# PROBLEM TO WORK ON
Make an exact transcription of the material, leaving out all images.

# Data listing
- - -

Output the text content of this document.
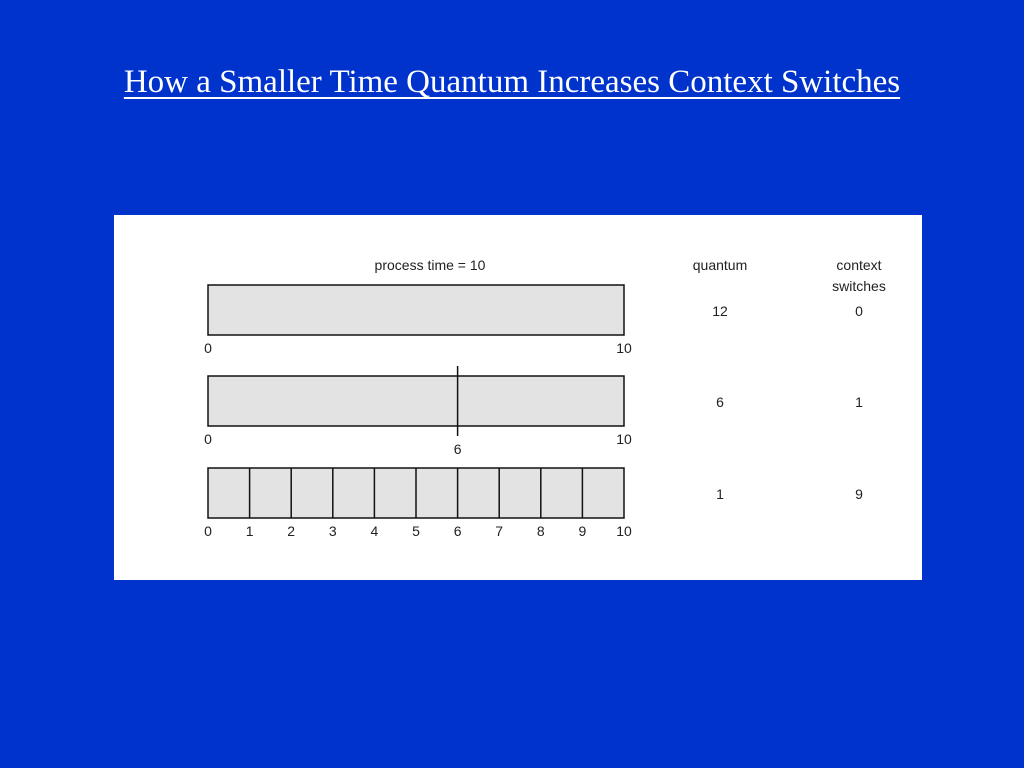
How a Smaller Time Quantum Increases Context Switches
process time = 10	quantum	context
switches
0	10
12	0
0
6
10
6	1
0 1 2 3 4 5 6 7 8 9 10
1	9
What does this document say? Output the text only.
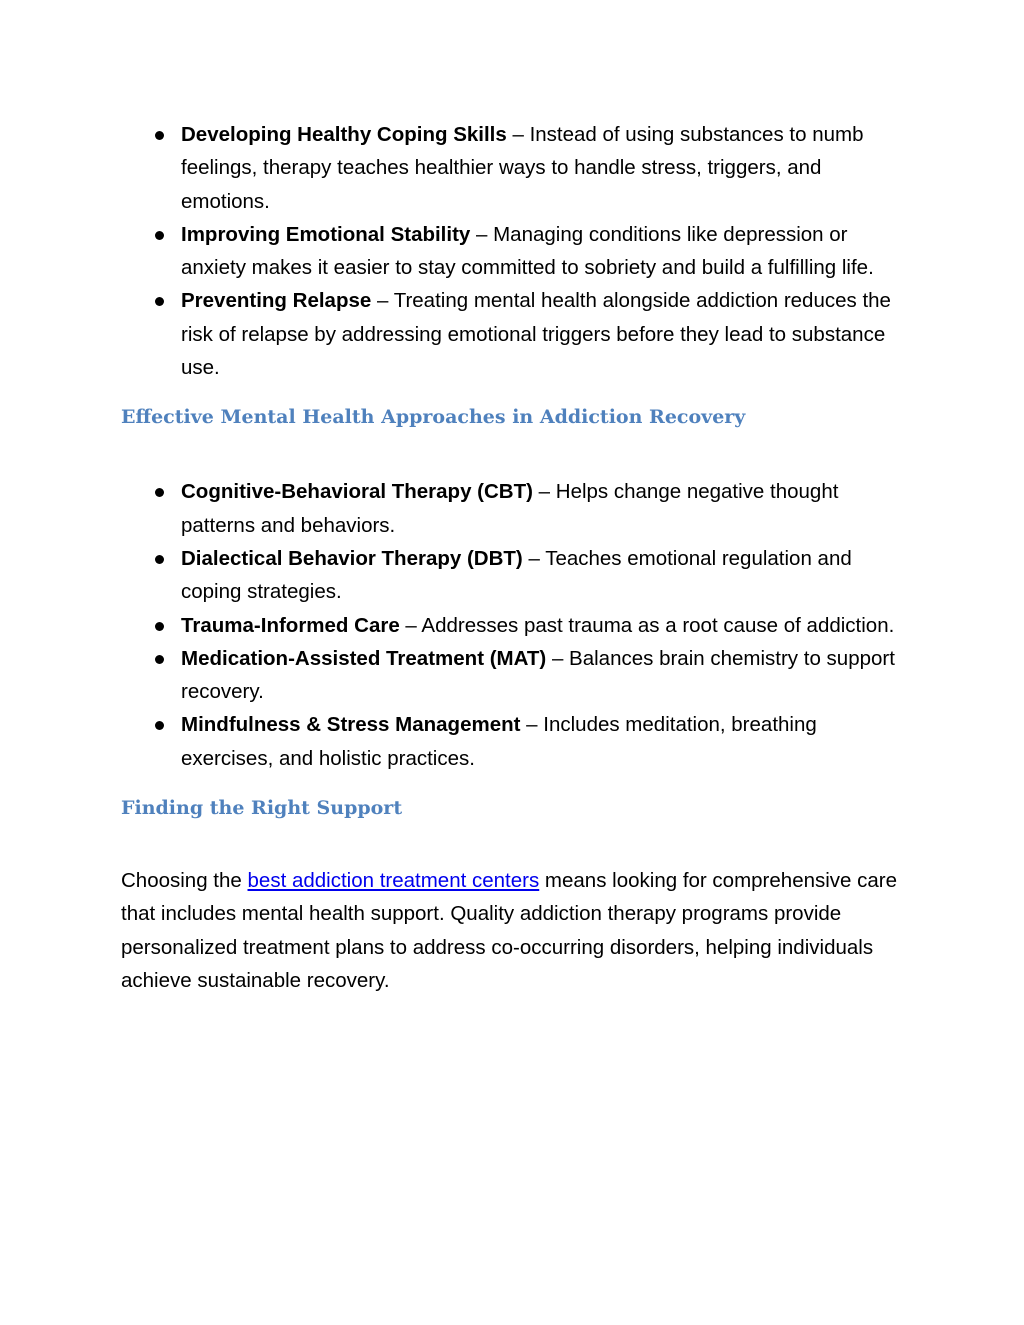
Developing Healthy Coping Skills – Instead of using substances to numb feelings, therapy teaches healthier ways to handle stress, triggers, and emotions.
Improving Emotional Stability – Managing conditions like depression or anxiety makes it easier to stay committed to sobriety and build a fulfilling life.
Preventing Relapse – Treating mental health alongside addiction reduces the risk of relapse by addressing emotional triggers before they lead to substance use.
Effective Mental Health Approaches in Addiction Recovery
Cognitive-Behavioral Therapy (CBT) – Helps change negative thought patterns and behaviors.
Dialectical Behavior Therapy (DBT) – Teaches emotional regulation and coping strategies.
Trauma-Informed Care – Addresses past trauma as a root cause of addiction.
Medication-Assisted Treatment (MAT) – Balances brain chemistry to support recovery.
Mindfulness & Stress Management – Includes meditation, breathing exercises, and holistic practices.
Finding the Right Support

Choosing the best addiction treatment centers means looking for comprehensive care that includes mental health support. Quality addiction therapy programs provide personalized treatment plans to address co-occurring disorders, helping individuals achieve sustainable recovery.
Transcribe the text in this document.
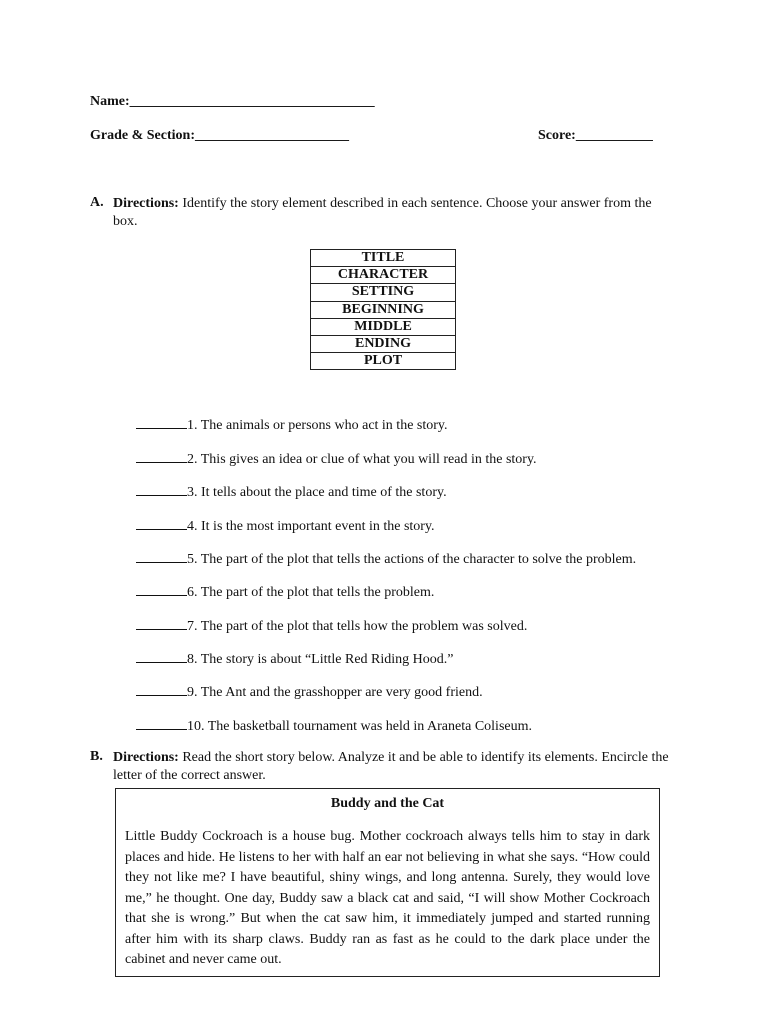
Name:___________________________________
Grade & Section:______________________	Score:___________
A. Directions: Identify the story element described in each sentence. Choose your answer from the box.
TITLE
CHARACTER
SETTING
BEGINNING
MIDDLE
ENDING
PLOT
1. The animals or persons who act in the story.
2. This gives an idea or clue of what you will read in the story.
3. It tells about the place and time of the story.
4. It is the most important event in the story.
5. The part of the plot that tells the actions of the character to solve the problem.
6. The part of the plot that tells the problem.
7. The part of the plot that tells how the problem was solved.
8. The story is about “Little Red Riding Hood.”
9. The Ant and the grasshopper are very good friend.
10. The basketball tournament was held in Araneta Coliseum.
B. Directions: Read the short story below. Analyze it and be able to identify its elements. Encircle the letter of the correct answer.
Buddy and the Cat
Little Buddy Cockroach is a house bug. Mother cockroach always tells him to stay in dark places and hide. He listens to her with half an ear not believing in what she says. “How could they not like me? I have beautiful, shiny wings, and long antenna. Surely, they would love me,” he thought. One day, Buddy saw a black cat and said, “I will show Mother Cockroach that she is wrong.” But when the cat saw him, it immediately jumped and started running after him with its sharp claws. Buddy ran as fast as he could to the dark place under the cabinet and never came out.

- - -

# WRITTEN RESPONSE
Output the text content of this document.
How a Smaller Time Quantum Increases Context Switches
process time = 10	quantum	context
switches
0	10
12	0
0
6
10
6	1
0 1 2 3 4 5 6 7 8 9 10
1	9
What does this document say? Output the text only.
Developing Healthy Coping Skills – Instead of using substances to numb feelings, therapy teaches healthier ways to handle stress, triggers, and emotions.
Improving Emotional Stability – Managing conditions like depression or anxiety makes it easier to stay committed to sobriety and build a fulfilling life.
Preventing Relapse – Treating mental health alongside addiction reduces the risk of relapse by addressing emotional triggers before they lead to substance use.
Effective Mental Health Approaches in Addiction Recovery
Cognitive-Behavioral Therapy (CBT) – Helps change negative thought patterns and behaviors.
Dialectical Behavior Therapy (DBT) – Teaches emotional regulation and coping strategies.
Trauma-Informed Care – Addresses past trauma as a root cause of addiction.
Medication-Assisted Treatment (MAT) – Balances brain chemistry to support recovery.
Mindfulness & Stress Management – Includes meditation, breathing exercises, and holistic practices.
Finding the Right Support

Choosing the best addiction treatment centers means looking for comprehensive care that includes mental health support. Quality addiction therapy programs provide personalized treatment plans to address co-occurring disorders, helping individuals achieve sustainable recovery.
Transcribe the text in this document.
Name:___________________________________
Grade & Section:______________________	Score:___________
A. Directions: Identify the story element described in each sentence. Choose your answer from the box.
TITLE
CHARACTER
SETTING
BEGINNING
MIDDLE
ENDING
PLOT
1. The animals or persons who act in the story.
2. This gives an idea or clue of what you will read in the story.
3. It tells about the place and time of the story.
4. It is the most important event in the story.
5. The part of the plot that tells the actions of the character to solve the problem.
6. The part of the plot that tells the problem.
7. The part of the plot that tells how the problem was solved.
8. The story is about “Little Red Riding Hood.”
9. The Ant and the grasshopper are very good friend.
10. The basketball tournament was held in Araneta Coliseum.
B. Directions: Read the short story below. Analyze it and be able to identify its elements. Encircle the letter of the correct answer.
Buddy and the Cat
Little Buddy Cockroach is a house bug. Mother cockroach always tells him to stay in dark places and hide. He listens to her with half an ear not believing in what she says. “How could they not like me? I have beautiful, shiny wings, and long antenna. Surely, they would love me,” he thought. One day, Buddy saw a black cat and said, “I will show Mother Cockroach that she is wrong.” But when the cat saw him, it immediately jumped and started running after him with its sharp claws. Buddy ran as fast as he could to the dark place under the cabinet and never came out.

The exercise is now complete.